● **ACTIONS À RÉALISER**
[A] D'après le texte sur Mauriac, par quoi ses livres sont-ils remarquables ?
[B] Dans les enregistrements, recopiez à l'identique, s'il vous plaît, les lignes en partant de celle qui contient « run-date-time: 9/25/2005 8:22:11 » et en allant jusqu'à celle qui contient « y-tick-label: 8 — [55, 261, 62, 273] », ces deux lignes comprises.
##### TEXTE PROPOSÉ
Vers un catholicisme social

En bref

Mauriac est sans conteste l'un des plus importants romanciers français du XXe siècle. Son domaine est limité. Le décor, les personnages, les thèmes, les procédés rétrospection, monologue intérieur varient peu d'un livre à l'autre. Il est essentiellement le peintre de la province française, des combats entre la chair et l'esprit, entre la sensualité de tout jeunes hommes, ou de femmes mûres et insatisfaites, et l'attrait de la religion pour les cœurs inquiets et blessés. Il s'est posé dans divers ouvrages de critique et dans son Journal bien des problèmes qui tourmentent le romancier catholique, soucieux de ne rien dissimuler de la vérité et des séductions du péché. Ses livres sont remarquables par la création d'une atmosphère fiévreuse, par leur tension tragique et surtout par leur poésie.
##########
##### INFORMATIONS FOURNIES
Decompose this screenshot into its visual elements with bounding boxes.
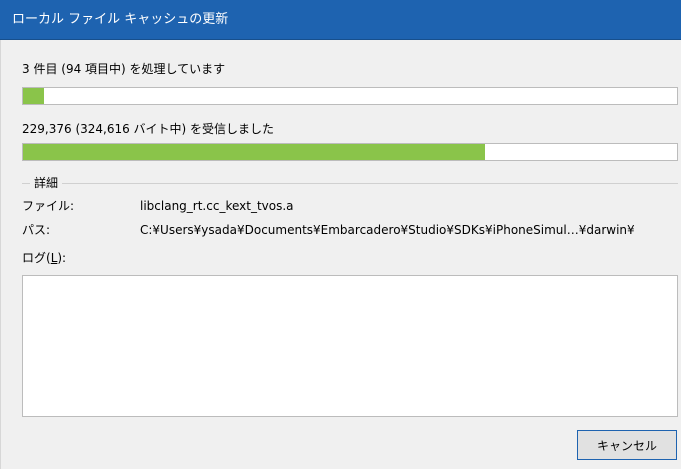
items-progress-bar [22,87,678,105]
path-label: パス: [22,223,51,237]
path-value: C:¥Users¥ysada¥Documents¥Embarcadero¥Stu… [140,223,635,237]
file-label: ファイル: [22,199,75,213]
window-border [0,40,1,469]
bytes-progress-fill [23,144,486,160]
log-label: ログ(L): [22,250,66,266]
cancel-button[interactable]: キャンセル [577,430,677,460]
details-group: 詳細 ファイル: libclang_rt.cc_kext_tvos.a パス: C:… [22,175,678,241]
path-row: パス: C:¥Users¥ysada¥Documents¥Embarcadero¥… [22,222,635,238]
log-textbox[interactable] [22,275,678,417]
file-value: libclang_rt.cc_kext_tvos.a [140,199,294,213]
items-progress-fill [23,88,44,104]
items-status-text: 3 件目 (94 項目中) を処理しています [22,62,226,76]
details-legend: 詳細 [30,175,63,191]
window-title: ローカル ファイル キャッシュの更新 [12,12,229,27]
bytes-status-text: 229,376 (324,616 バイト中) を受信しました [22,122,275,136]
file-row: ファイル: libclang_rt.cc_kext_tvos.a [22,198,294,214]
window-titlebar[interactable]: ローカル ファイル キャッシュの更新 [0,0,681,40]
log-label-suffix: ): [57,251,67,265]
bytes-progress-bar [22,143,678,161]
log-label-prefix: ログ( [22,251,51,265]
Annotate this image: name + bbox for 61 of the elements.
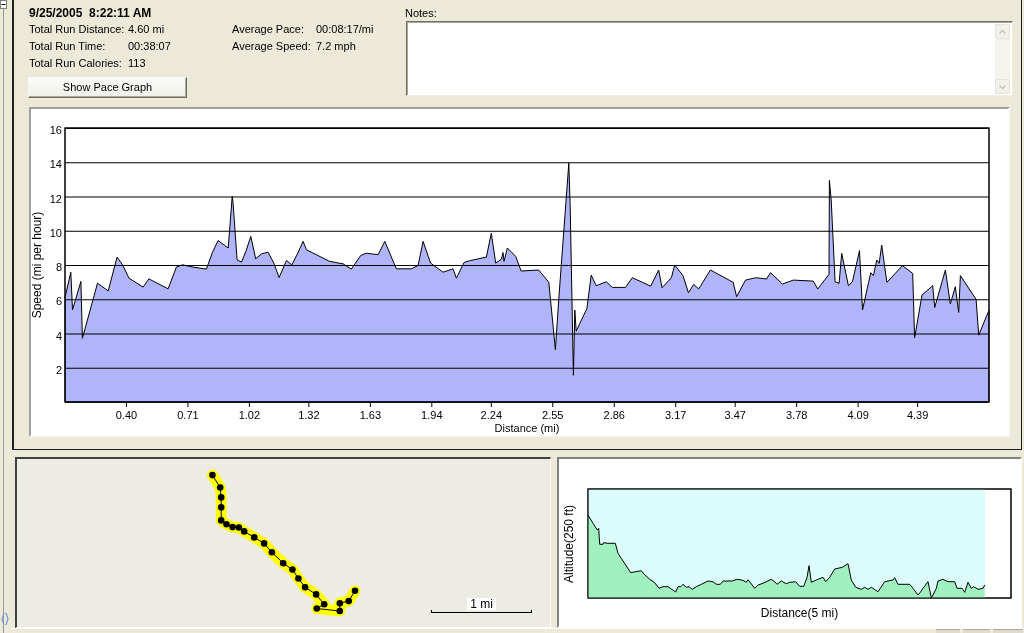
run-date-time: 9/25/2005 8:22:11 AM — [29, 6, 152, 21]
route-point — [260, 540, 268, 547]
x-tick-label: 3.17 — [665, 409, 687, 421]
y-tick-label: 12 — [49, 192, 62, 205]
show-pace-graph-button[interactable]: Show Pace Graph — [28, 76, 187, 98]
y-tick-label: 8 — [55, 261, 62, 273]
stat-label: Total Run Time: — [29, 40, 107, 52]
x-tick-label: 1.02 — [238, 409, 261, 421]
notes-label: Notes: — [405, 6, 437, 21]
route-point — [289, 566, 296, 573]
stat-value: 4.60 mi — [128, 23, 166, 36]
scrollbar[interactable] — [995, 24, 1010, 94]
y-axis-title: Speed (mi per hour) — [30, 211, 44, 319]
y-axis-title: Altitude(250 ft) — [562, 505, 576, 583]
chevron-down-icon — [999, 84, 1006, 89]
route-point — [217, 494, 225, 501]
minus-box-icon[interactable] — [0, 0, 7, 9]
route-point — [216, 484, 224, 491]
y-tick-label: 6 — [55, 295, 62, 308]
splitter-arrows-icon[interactable] — [1, 612, 9, 626]
y-tick-label: 2 — [55, 363, 62, 376]
scroll-up-button[interactable] — [995, 24, 1010, 39]
stat-value: 00:08:17/mi — [316, 23, 374, 36]
chevron-up-icon — [999, 29, 1006, 34]
stat-value: 113 — [128, 56, 147, 69]
route-point — [312, 591, 320, 598]
route-point — [268, 549, 276, 556]
y-tick-label: 16 — [49, 124, 62, 136]
y-tick-label: 10 — [49, 226, 62, 239]
y-tick-label: 4 — [55, 329, 62, 342]
x-tick-label: 2.86 — [603, 409, 625, 421]
x-tick-label: 3.78 — [785, 409, 808, 421]
route-point — [301, 584, 309, 591]
route-point — [217, 504, 225, 511]
x-tick-label: 1.94 — [421, 409, 443, 421]
stat-label: Total Run Distance: — [29, 23, 126, 36]
x-tick-label: 3.47 — [724, 409, 746, 421]
x-axis-title: Distance (mi) — [494, 422, 560, 434]
route-point — [209, 471, 216, 479]
stat-value: 00:38:07 — [128, 40, 172, 52]
route-point — [279, 559, 287, 567]
scroll-down-button[interactable] — [995, 79, 1010, 94]
route-point — [295, 575, 302, 582]
scale-label: 1 mi — [467, 598, 496, 610]
x-tick-label: 0.40 — [115, 409, 138, 421]
x-tick-label: 0.71 — [177, 409, 199, 421]
route-point — [250, 534, 258, 541]
x-tick-label: 1.63 — [359, 409, 382, 421]
x-tick-label: 4.39 — [906, 409, 929, 421]
y-tick-label: 14 — [49, 158, 62, 171]
x-tick-label: 1.32 — [298, 409, 320, 421]
stat-label: Total Run Calories: — [29, 56, 123, 69]
x-tick-label: 4.09 — [847, 409, 869, 421]
stat-label: Average Pace: — [232, 23, 305, 36]
route-point — [351, 587, 359, 595]
x-tick-label: 2.55 — [542, 409, 564, 421]
stat-label: Average Speed: — [232, 40, 312, 52]
x-axis-title: Distance(5 mi) — [760, 606, 839, 620]
x-tick-label: 2.24 — [480, 409, 502, 421]
stat-value: 7.2 mph — [316, 40, 356, 52]
notes-field[interactable] — [406, 21, 1013, 96]
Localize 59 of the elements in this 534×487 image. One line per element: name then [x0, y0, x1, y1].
##########
● **RÉPONSES AUX CONSIGNES**
[A] Par la création d'une atmosphère fiévreuse, par leur tension tragique et surtout par leur poésie.

[B]
run-date-time: 9/25/2005 8:22:11 AM — [29, 6, 152, 21]
route-point — [260, 540, 268, 547]
x-tick-label: 3.17 — [665, 409, 687, 421]
y-tick-label: 12 — [49, 192, 62, 205]
show-pace-graph-button[interactable]: Show Pace Graph — [28, 76, 187, 98]
y-tick-label: 8 — [55, 261, 62, 273]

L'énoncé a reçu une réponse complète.